_What you will do:_
Write out all of the data exactly as it appears.

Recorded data
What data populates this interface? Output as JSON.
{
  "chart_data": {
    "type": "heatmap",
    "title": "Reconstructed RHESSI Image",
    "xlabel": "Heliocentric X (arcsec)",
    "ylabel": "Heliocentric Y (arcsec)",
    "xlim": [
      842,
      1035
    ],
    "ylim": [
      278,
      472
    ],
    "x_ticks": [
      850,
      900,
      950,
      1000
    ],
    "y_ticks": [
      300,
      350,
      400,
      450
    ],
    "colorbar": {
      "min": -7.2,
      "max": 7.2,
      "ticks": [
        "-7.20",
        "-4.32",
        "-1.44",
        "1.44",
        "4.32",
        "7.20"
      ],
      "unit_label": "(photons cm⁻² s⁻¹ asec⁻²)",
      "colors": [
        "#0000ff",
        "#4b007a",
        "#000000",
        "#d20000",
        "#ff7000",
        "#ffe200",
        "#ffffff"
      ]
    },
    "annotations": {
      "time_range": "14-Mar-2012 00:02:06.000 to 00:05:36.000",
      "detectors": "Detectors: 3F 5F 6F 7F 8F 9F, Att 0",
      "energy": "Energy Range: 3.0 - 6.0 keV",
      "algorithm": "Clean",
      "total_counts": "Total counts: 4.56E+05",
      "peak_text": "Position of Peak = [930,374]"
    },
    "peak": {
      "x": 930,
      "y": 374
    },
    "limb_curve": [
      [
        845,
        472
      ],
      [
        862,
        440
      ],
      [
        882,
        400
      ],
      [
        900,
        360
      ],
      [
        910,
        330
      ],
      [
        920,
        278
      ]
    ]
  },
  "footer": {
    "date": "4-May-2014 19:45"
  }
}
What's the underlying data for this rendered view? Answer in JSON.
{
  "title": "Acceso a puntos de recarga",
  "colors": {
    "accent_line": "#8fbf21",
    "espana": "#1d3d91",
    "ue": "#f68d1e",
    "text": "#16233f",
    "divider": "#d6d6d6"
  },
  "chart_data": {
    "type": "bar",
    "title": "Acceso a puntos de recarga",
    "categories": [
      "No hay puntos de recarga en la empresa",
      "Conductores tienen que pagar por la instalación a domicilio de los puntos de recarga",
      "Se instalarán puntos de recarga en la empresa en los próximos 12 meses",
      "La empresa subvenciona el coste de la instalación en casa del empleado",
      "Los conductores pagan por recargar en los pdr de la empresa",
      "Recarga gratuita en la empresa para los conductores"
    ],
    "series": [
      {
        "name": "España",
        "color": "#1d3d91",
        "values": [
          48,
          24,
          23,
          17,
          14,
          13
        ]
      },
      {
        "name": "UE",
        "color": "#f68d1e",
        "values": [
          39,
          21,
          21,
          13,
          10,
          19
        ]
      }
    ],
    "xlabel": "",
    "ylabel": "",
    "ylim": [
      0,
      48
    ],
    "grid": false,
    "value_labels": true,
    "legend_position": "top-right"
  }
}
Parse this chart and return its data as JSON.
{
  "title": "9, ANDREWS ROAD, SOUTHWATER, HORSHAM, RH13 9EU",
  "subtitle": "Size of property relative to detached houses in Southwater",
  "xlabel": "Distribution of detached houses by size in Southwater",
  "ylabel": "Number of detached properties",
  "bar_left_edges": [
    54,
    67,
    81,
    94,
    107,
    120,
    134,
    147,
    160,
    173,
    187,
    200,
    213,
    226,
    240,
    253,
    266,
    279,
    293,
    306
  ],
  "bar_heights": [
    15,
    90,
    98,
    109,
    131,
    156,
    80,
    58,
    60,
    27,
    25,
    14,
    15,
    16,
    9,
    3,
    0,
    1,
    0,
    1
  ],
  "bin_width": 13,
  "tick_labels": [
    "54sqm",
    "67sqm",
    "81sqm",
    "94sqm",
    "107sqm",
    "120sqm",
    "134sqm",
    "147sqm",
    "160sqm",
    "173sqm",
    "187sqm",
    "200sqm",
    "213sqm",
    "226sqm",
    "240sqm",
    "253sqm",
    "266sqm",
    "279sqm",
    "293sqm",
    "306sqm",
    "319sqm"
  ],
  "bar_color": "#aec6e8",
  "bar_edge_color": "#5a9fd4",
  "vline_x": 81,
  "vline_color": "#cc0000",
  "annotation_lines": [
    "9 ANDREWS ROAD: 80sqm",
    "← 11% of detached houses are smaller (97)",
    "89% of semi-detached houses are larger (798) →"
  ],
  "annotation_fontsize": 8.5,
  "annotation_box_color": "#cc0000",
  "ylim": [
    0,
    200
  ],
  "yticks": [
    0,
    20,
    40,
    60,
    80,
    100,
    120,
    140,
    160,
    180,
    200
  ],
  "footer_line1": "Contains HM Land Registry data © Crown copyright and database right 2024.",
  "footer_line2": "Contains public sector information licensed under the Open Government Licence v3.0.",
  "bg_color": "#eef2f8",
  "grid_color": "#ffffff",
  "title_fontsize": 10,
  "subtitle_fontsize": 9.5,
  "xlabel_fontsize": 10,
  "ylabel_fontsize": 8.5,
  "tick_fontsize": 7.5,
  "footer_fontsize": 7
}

_Written answer:_
What data populates this interface? Output as JSON.
{
  "chart_data": {
    "type": "heatmap",
    "title": "Reconstructed RHESSI Image",
    "xlabel": "Heliocentric X (arcsec)",
    "ylabel": "Heliocentric Y (arcsec)",
    "xlim": [
      842,
      1035
    ],
    "ylim": [
      278,
      472
    ],
    "x_ticks": [
      850,
      900,
      950,
      1000
    ],
    "y_ticks": [
      300,
      350,
      400,
      450
    ],
    "colorbar": {
      "min": -7.2,
      "max": 7.2,
      "ticks": [
        "-7.20",
        "-4.32",
        "-1.44",
        "1.44",
        "4.32",
        "7.20"
      ],
      "unit_label": "(photons cm⁻² s⁻¹ asec⁻²)",
      "colors": [
        "#0000ff",
        "#4b007a",
        "#000000",
        "#d20000",
        "#ff7000",
        "#ffe200",
        "#ffffff"
      ]
    },
    "annotations": {
      "time_range": "14-Mar-2012 00:02:06.000 to 00:05:36.000",
      "detectors": "Detectors: 3F 5F 6F 7F 8F 9F, Att 0",
      "energy": "Energy Range: 3.0 - 6.0 keV",
      "algorithm": "Clean",
      "total_counts": "Total counts: 4.56E+05",
      "peak_text": "Position of Peak = [930,374]"
    },
    "peak": {
      "x": 930,
      "y": 374
    },
    "limb_curve": [
      [
        845,
        472
      ],
      [
        862,
        440
      ],
      [
        882,
        400
      ],
      [
        900,
        360
      ],
      [
        910,
        330
      ],
      [
        920,
        278
      ]
    ]
  },
  "footer": {
    "date": "4-May-2014 19:45"
  }
}
What's the underlying data for this rendered view? Answer in JSON.
{
  "title": "Acceso a puntos de recarga",
  "colors": {
    "accent_line": "#8fbf21",
    "espana": "#1d3d91",
    "ue": "#f68d1e",
    "text": "#16233f",
    "divider": "#d6d6d6"
  },
  "chart_data": {
    "type": "bar",
    "title": "Acceso a puntos de recarga",
    "categories": [
      "No hay puntos de recarga en la empresa",
      "Conductores tienen que pagar por la instalación a domicilio de los puntos de recarga",
      "Se instalarán puntos de recarga en la empresa en los próximos 12 meses",
      "La empresa subvenciona el coste de la instalación en casa del empleado",
      "Los conductores pagan por recargar en los pdr de la empresa",
      "Recarga gratuita en la empresa para los conductores"
    ],
    "series": [
      {
        "name": "España",
        "color": "#1d3d91",
        "values": [
          48,
          24,
          23,
          17,
          14,
          13
        ]
      },
      {
        "name": "UE",
        "color": "#f68d1e",
        "values": [
          39,
          21,
          21,
          13,
          10,
          19
        ]
      }
    ],
    "xlabel": "",
    "ylabel": "",
    "ylim": [
      0,
      48
    ],
    "grid": false,
    "value_labels": true,
    "legend_position": "top-right"
  }
}
Parse this chart and return its data as JSON.
{
  "title": "9, ANDREWS ROAD, SOUTHWATER, HORSHAM, RH13 9EU",
  "subtitle": "Size of property relative to detached houses in Southwater",
  "xlabel": "Distribution of detached houses by size in Southwater",
  "ylabel": "Number of detached properties",
  "bar_left_edges": [
    54,
    67,
    81,
    94,
    107,
    120,
    134,
    147,
    160,
    173,
    187,
    200,
    213,
    226,
    240,
    253,
    266,
    279,
    293,
    306
  ],
  "bar_heights": [
    15,
    90,
    98,
    109,
    131,
    156,
    80,
    58,
    60,
    27,
    25,
    14,
    15,
    16,
    9,
    3,
    0,
    1,
    0,
    1
  ],
  "bin_width": 13,
  "tick_labels": [
    "54sqm",
    "67sqm",
    "81sqm",
    "94sqm",
    "107sqm",
    "120sqm",
    "134sqm",
    "147sqm",
    "160sqm",
    "173sqm",
    "187sqm",
    "200sqm",
    "213sqm",
    "226sqm",
    "240sqm",
    "253sqm",
    "266sqm",
    "279sqm",
    "293sqm",
    "306sqm",
    "319sqm"
  ],
  "bar_color": "#aec6e8",
  "bar_edge_color": "#5a9fd4",
  "vline_x": 81,
  "vline_color": "#cc0000",
  "annotation_lines": [
    "9 ANDREWS ROAD: 80sqm",
    "← 11% of detached houses are smaller (97)",
    "89% of semi-detached houses are larger (798) →"
  ],
  "annotation_fontsize": 8.5,
  "annotation_box_color": "#cc0000",
  "ylim": [
    0,
    200
  ],
  "yticks": [
    0,
    20,
    40,
    60,
    80,
    100,
    120,
    140,
    160,
    180,
    200
  ],
  "footer_line1": "Contains HM Land Registry data © Crown copyright and database right 2024.",
  "footer_line2": "Contains public sector information licensed under the Open Government Licence v3.0.",
  "bg_color": "#eef2f8",
  "grid_color": "#ffffff",
  "title_fontsize": 10,
  "subtitle_fontsize": 9.5,
  "xlabel_fontsize": 10,
  "ylabel_fontsize": 8.5,
  "tick_fontsize": 7.5,
  "footer_fontsize": 7
}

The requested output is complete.